Work to be completed:
Word for word, quote all of the material, omitting the pictures.
● ● ● ● ● ● ●
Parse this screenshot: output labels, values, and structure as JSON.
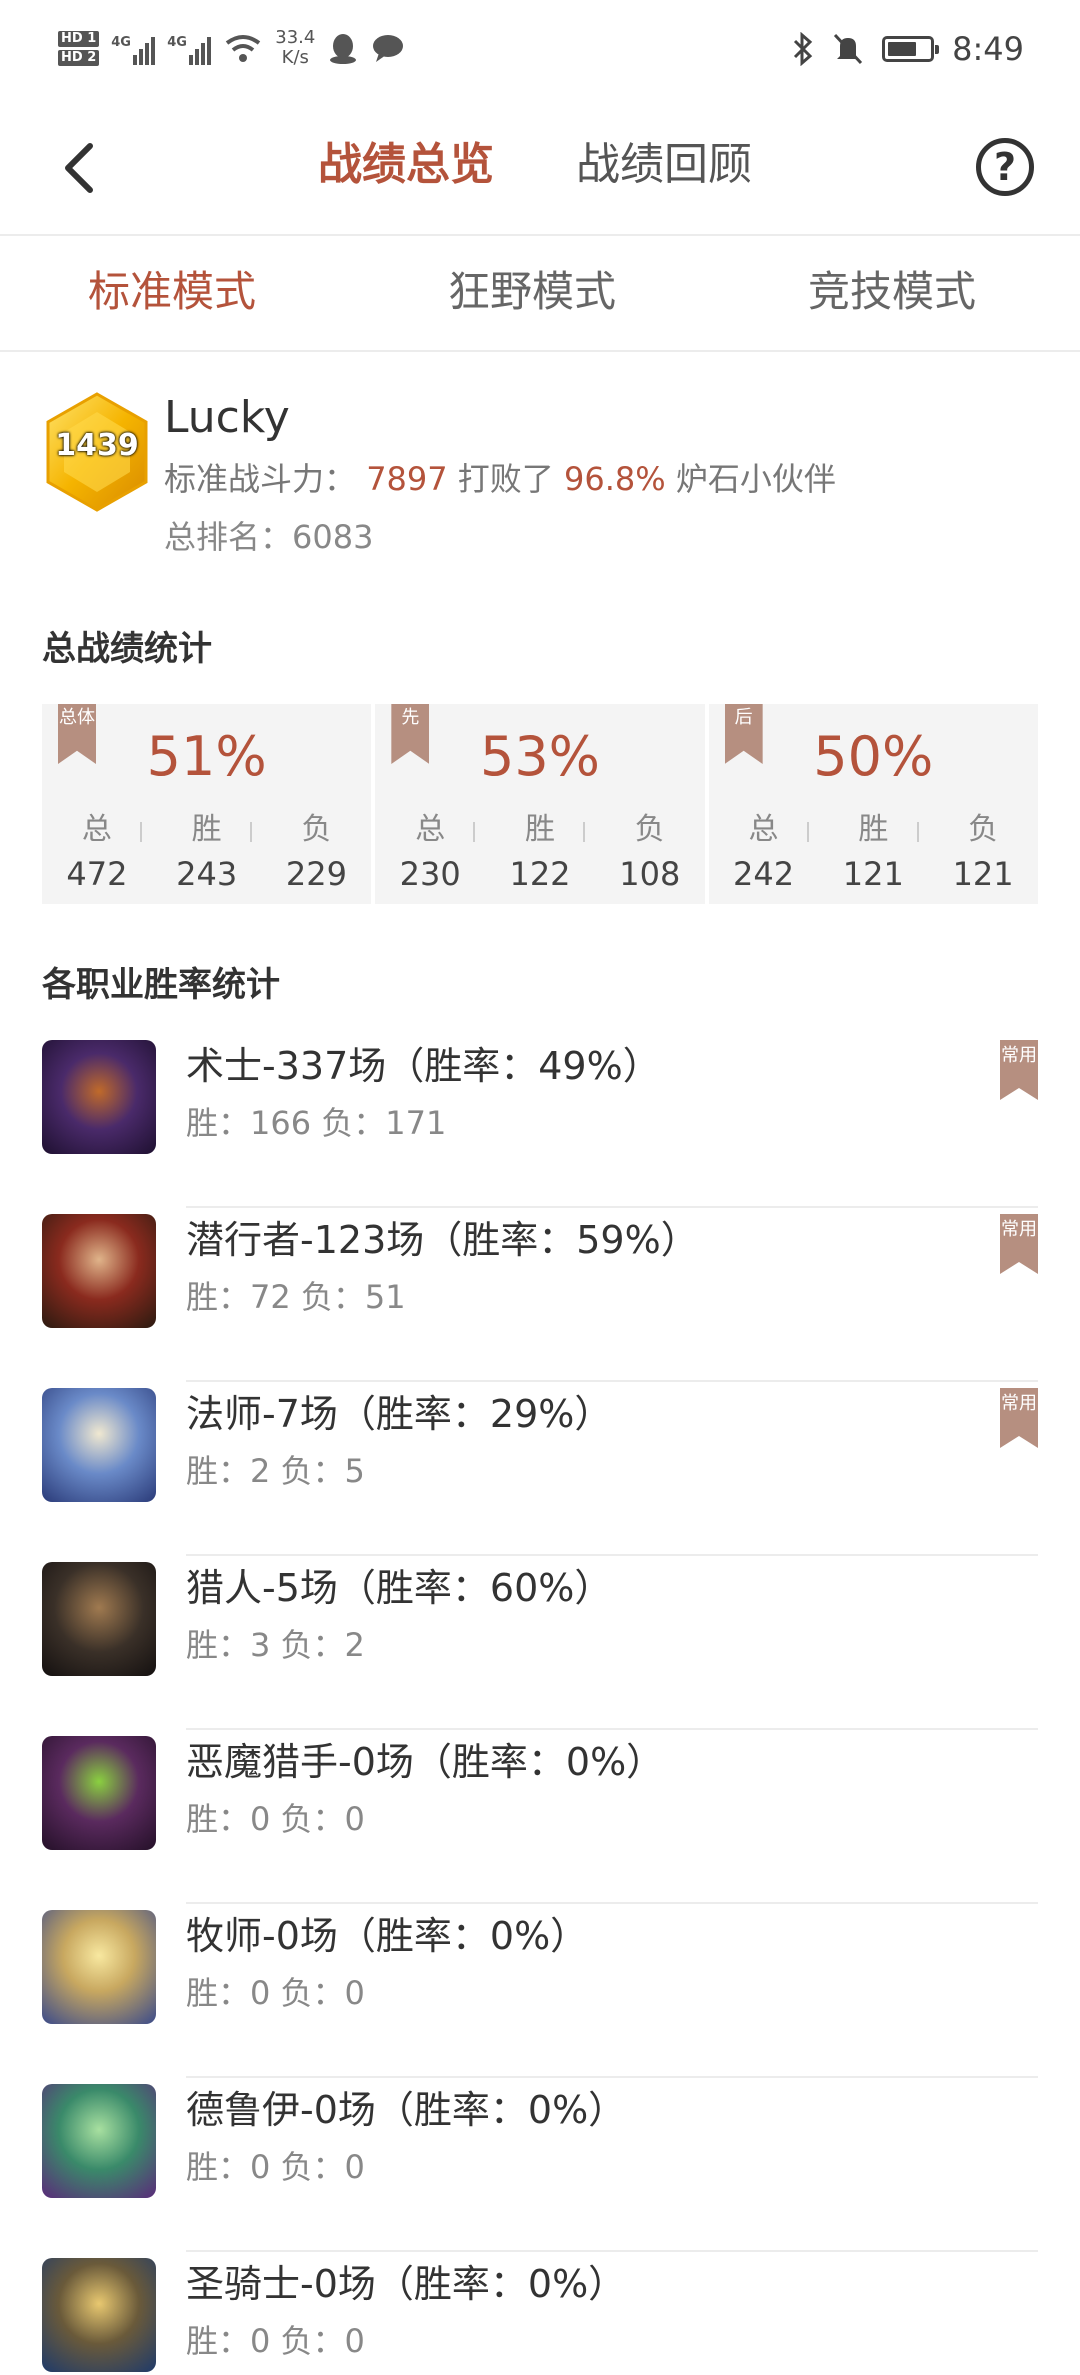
{
  "status_bar": {
    "hd1": "HD 1",
    "hd2": "HD 2",
    "net1": "4G",
    "net2": "4G",
    "wifi_tag": "6",
    "speed_value": "33.4",
    "speed_unit": "K/s",
    "time": "8:49",
    "battery_level": 0.7,
    "icons": [
      "qq-icon",
      "message-icon",
      "bluetooth-icon",
      "mute-icon",
      "battery-icon"
    ]
  },
  "header": {
    "tab_active": "战绩总览",
    "tab_inactive": "战绩回顾",
    "help_glyph": "?"
  },
  "modes": {
    "standard": "标准模式",
    "wild": "狂野模式",
    "arena": "竞技模式"
  },
  "profile": {
    "rank": "1439",
    "name": "Lucky",
    "power_label": "标准战斗力：",
    "power_value": "7897",
    "beat_label": "打败了",
    "beat_value": "96.8%",
    "beat_suffix": "炉石小伙伴",
    "total_rank_label": "总排名：",
    "total_rank_value": "6083"
  },
  "overall": {
    "title": "总战绩统计",
    "cards": [
      {
        "flag": "总体",
        "pct": "51%",
        "labels": [
          "总",
          "胜",
          "负"
        ],
        "values": [
          "472",
          "243",
          "229"
        ]
      },
      {
        "flag": "先",
        "pct": "53%",
        "labels": [
          "总",
          "胜",
          "负"
        ],
        "values": [
          "230",
          "122",
          "108"
        ]
      },
      {
        "flag": "后",
        "pct": "50%",
        "labels": [
          "总",
          "胜",
          "负"
        ],
        "values": [
          "242",
          "121",
          "121"
        ]
      }
    ]
  },
  "classes": {
    "title": "各职业胜率统计",
    "items": [
      {
        "title": "术士-337场（胜率：49%）",
        "detail": "胜：166 负：171",
        "flag": "常用",
        "avatar_color": "#4a2a6a"
      },
      {
        "title": "潜行者-123场（胜率：59%）",
        "detail": "胜：72 负：51",
        "flag": "常用",
        "avatar_color": "#7a2a1e"
      },
      {
        "title": "法师-7场（胜率：29%）",
        "detail": "胜：2 负：5",
        "flag": "常用",
        "avatar_color": "#4a6aa8"
      },
      {
        "title": "猎人-5场（胜率：60%）",
        "detail": "胜：3 负：2",
        "flag": "",
        "avatar_color": "#3a3028"
      },
      {
        "title": "恶魔猎手-0场（胜率：0%）",
        "detail": "胜：0 负：0",
        "flag": "",
        "avatar_color": "#4a2a4e"
      },
      {
        "title": "牧师-0场（胜率：0%）",
        "detail": "胜：0 负：0",
        "flag": "",
        "avatar_color": "#c8a860"
      },
      {
        "title": "德鲁伊-0场（胜率：0%）",
        "detail": "胜：0 负：0",
        "flag": "",
        "avatar_color": "#3a8a6a"
      },
      {
        "title": "圣骑士-0场（胜率：0%）",
        "detail": "胜：0 负：0",
        "flag": "",
        "avatar_color": "#6a5a3a"
      }
    ]
  },
  "colors": {
    "accent": "#b4533b",
    "flag": "#b68f80",
    "card_bg": "#f4f4f4"
  }
}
● ● ● ● ● ● ●
Response for this exercise:
Parse this screenshot: output labels, values, and structure as JSON.
{
  "status_bar": {
    "hd1": "HD 1",
    "hd2": "HD 2",
    "net1": "4G",
    "net2": "4G",
    "wifi_tag": "6",
    "speed_value": "33.4",
    "speed_unit": "K/s",
    "time": "8:49",
    "battery_level": 0.7,
    "icons": [
      "qq-icon",
      "message-icon",
      "bluetooth-icon",
      "mute-icon",
      "battery-icon"
    ]
  },
  "header": {
    "tab_active": "战绩总览",
    "tab_inactive": "战绩回顾",
    "help_glyph": "?"
  },
  "modes": {
    "standard": "标准模式",
    "wild": "狂野模式",
    "arena": "竞技模式"
  },
  "profile": {
    "rank": "1439",
    "name": "Lucky",
    "power_label": "标准战斗力：",
    "power_value": "7897",
    "beat_label": "打败了",
    "beat_value": "96.8%",
    "beat_suffix": "炉石小伙伴",
    "total_rank_label": "总排名：",
    "total_rank_value": "6083"
  },
  "overall": {
    "title": "总战绩统计",
    "cards": [
      {
        "flag": "总体",
        "pct": "51%",
        "labels": [
          "总",
          "胜",
          "负"
        ],
        "values": [
          "472",
          "243",
          "229"
        ]
      },
      {
        "flag": "先",
        "pct": "53%",
        "labels": [
          "总",
          "胜",
          "负"
        ],
        "values": [
          "230",
          "122",
          "108"
        ]
      },
      {
        "flag": "后",
        "pct": "50%",
        "labels": [
          "总",
          "胜",
          "负"
        ],
        "values": [
          "242",
          "121",
          "121"
        ]
      }
    ]
  },
  "classes": {
    "title": "各职业胜率统计",
    "items": [
      {
        "title": "术士-337场（胜率：49%）",
        "detail": "胜：166 负：171",
        "flag": "常用",
        "avatar_color": "#4a2a6a"
      },
      {
        "title": "潜行者-123场（胜率：59%）",
        "detail": "胜：72 负：51",
        "flag": "常用",
        "avatar_color": "#7a2a1e"
      },
      {
        "title": "法师-7场（胜率：29%）",
        "detail": "胜：2 负：5",
        "flag": "常用",
        "avatar_color": "#4a6aa8"
      },
      {
        "title": "猎人-5场（胜率：60%）",
        "detail": "胜：3 负：2",
        "flag": "",
        "avatar_color": "#3a3028"
      },
      {
        "title": "恶魔猎手-0场（胜率：0%）",
        "detail": "胜：0 负：0",
        "flag": "",
        "avatar_color": "#4a2a4e"
      },
      {
        "title": "牧师-0场（胜率：0%）",
        "detail": "胜：0 负：0",
        "flag": "",
        "avatar_color": "#c8a860"
      },
      {
        "title": "德鲁伊-0场（胜率：0%）",
        "detail": "胜：0 负：0",
        "flag": "",
        "avatar_color": "#3a8a6a"
      },
      {
        "title": "圣骑士-0场（胜率：0%）",
        "detail": "胜：0 负：0",
        "flag": "",
        "avatar_color": "#6a5a3a"
      }
    ]
  },
  "colors": {
    "accent": "#b4533b",
    "flag": "#b68f80",
    "card_bg": "#f4f4f4"
  }
}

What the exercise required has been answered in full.